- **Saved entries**
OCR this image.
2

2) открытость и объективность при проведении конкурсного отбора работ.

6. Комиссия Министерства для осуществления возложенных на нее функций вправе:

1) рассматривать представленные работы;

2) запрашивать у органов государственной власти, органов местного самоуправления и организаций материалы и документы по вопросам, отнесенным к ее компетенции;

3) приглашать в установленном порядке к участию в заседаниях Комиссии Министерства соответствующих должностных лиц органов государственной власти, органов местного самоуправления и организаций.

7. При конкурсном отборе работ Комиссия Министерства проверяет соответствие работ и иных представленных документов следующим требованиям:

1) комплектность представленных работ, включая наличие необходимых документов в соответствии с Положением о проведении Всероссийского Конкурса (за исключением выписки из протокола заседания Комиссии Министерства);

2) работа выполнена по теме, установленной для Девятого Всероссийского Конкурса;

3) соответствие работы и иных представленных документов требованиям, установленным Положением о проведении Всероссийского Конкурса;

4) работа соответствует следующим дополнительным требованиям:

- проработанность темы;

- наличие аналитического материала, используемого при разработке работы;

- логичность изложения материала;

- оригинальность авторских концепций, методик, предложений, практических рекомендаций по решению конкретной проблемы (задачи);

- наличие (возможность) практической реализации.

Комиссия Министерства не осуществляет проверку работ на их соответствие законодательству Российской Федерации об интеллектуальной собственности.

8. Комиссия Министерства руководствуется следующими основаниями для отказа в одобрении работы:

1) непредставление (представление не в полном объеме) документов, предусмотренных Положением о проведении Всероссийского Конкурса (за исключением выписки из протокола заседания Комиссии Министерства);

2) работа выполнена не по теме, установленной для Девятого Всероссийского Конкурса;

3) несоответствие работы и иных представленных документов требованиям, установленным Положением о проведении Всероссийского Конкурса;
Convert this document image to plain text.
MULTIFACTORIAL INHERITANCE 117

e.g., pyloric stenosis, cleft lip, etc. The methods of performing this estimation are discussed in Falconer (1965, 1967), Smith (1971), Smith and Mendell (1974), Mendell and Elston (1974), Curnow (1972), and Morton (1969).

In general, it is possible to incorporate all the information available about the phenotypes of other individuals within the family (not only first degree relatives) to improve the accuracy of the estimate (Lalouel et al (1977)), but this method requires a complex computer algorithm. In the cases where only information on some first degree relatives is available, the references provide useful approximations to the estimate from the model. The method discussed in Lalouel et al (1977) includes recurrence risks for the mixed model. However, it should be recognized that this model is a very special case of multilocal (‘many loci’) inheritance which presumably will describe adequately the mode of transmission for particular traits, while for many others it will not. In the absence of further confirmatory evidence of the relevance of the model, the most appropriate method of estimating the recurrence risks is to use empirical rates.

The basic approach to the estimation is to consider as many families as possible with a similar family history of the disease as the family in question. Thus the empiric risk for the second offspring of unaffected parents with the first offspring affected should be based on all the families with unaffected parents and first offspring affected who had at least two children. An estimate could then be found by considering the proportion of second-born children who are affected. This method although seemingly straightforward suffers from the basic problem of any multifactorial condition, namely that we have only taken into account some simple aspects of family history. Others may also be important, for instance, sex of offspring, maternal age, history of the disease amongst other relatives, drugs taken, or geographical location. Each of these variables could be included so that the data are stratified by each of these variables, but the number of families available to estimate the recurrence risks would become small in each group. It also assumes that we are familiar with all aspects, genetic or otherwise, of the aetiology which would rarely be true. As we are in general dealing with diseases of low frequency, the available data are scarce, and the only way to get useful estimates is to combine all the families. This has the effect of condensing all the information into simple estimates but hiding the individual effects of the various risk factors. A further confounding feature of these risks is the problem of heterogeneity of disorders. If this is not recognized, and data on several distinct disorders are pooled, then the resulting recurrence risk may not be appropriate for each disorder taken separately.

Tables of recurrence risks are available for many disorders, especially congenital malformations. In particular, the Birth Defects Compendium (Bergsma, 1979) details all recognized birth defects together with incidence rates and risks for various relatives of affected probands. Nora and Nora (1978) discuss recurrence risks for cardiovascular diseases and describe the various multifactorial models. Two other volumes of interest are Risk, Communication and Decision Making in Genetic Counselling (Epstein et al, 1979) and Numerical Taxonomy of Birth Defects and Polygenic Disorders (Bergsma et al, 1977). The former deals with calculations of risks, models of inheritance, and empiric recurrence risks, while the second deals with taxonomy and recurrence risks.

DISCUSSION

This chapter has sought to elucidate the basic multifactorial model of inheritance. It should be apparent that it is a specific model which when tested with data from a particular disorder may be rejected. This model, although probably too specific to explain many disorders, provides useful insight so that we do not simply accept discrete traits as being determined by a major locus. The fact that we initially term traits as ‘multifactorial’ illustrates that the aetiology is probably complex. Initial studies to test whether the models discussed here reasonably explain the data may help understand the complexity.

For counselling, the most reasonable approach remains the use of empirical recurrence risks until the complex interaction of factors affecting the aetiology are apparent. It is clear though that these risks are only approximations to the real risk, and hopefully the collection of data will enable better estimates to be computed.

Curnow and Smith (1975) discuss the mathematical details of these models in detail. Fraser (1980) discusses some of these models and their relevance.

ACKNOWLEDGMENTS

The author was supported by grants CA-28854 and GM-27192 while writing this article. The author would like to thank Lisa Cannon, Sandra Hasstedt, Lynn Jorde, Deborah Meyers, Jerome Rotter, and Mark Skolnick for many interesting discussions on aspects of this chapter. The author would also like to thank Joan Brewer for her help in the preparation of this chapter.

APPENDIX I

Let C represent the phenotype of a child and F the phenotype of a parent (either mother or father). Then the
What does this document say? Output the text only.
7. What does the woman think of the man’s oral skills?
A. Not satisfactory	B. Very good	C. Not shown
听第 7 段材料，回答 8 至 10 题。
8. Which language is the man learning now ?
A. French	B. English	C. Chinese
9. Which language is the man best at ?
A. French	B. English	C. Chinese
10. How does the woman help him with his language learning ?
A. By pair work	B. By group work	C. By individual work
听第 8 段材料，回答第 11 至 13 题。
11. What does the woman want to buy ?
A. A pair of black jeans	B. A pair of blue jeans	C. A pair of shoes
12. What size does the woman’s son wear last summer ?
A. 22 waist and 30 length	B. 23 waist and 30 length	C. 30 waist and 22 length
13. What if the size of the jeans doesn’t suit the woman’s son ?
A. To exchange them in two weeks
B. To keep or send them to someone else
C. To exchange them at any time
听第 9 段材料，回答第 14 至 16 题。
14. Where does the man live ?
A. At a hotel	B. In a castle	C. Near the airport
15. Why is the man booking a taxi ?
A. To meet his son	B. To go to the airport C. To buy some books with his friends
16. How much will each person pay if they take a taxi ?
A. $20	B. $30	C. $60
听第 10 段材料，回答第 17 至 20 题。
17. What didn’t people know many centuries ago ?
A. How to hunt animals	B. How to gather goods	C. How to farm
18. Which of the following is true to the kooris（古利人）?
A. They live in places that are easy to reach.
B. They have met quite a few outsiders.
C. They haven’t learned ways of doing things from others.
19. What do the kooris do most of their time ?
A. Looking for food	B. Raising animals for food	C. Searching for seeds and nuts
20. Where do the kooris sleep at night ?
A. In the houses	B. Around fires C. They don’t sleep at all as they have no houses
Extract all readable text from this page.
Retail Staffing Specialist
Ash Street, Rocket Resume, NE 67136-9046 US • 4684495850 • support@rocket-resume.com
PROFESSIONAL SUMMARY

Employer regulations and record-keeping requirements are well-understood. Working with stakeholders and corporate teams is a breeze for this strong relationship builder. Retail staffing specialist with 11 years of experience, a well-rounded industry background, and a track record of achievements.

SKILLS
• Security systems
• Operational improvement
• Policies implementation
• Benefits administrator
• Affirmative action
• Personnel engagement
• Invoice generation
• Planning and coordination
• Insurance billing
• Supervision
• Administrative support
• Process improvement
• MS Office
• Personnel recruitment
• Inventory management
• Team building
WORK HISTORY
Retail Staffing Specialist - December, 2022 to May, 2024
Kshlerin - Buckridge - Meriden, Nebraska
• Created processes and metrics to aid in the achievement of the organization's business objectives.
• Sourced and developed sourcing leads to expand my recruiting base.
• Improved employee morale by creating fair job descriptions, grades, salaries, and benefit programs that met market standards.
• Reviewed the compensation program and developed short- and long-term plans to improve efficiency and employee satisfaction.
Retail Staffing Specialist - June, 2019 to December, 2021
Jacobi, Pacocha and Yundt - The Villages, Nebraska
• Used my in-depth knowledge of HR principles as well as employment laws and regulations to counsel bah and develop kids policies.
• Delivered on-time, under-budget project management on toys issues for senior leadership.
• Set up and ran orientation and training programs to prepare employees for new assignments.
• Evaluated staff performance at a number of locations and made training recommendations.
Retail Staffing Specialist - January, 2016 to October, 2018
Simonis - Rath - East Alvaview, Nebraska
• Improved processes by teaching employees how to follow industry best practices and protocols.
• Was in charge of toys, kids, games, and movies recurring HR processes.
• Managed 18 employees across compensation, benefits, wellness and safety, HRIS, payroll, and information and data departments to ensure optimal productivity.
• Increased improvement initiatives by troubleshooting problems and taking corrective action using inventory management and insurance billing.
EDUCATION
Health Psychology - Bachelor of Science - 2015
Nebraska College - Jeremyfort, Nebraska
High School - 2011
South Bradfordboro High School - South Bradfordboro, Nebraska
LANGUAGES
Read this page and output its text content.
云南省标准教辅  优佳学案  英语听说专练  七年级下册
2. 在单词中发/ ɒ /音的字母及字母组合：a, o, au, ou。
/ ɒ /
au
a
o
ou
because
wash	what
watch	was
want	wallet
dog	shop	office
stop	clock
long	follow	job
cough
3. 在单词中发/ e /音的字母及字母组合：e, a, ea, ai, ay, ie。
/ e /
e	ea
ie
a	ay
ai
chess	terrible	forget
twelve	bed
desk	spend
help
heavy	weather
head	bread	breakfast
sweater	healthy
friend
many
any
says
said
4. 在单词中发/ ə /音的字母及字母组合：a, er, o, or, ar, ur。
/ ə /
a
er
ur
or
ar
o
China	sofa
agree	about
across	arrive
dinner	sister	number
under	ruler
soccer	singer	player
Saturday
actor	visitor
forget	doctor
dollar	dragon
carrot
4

- **What needs to be done**
Look through the records above and report how many lines hold the word "установленным", giving only the number.

- **Finished task**
2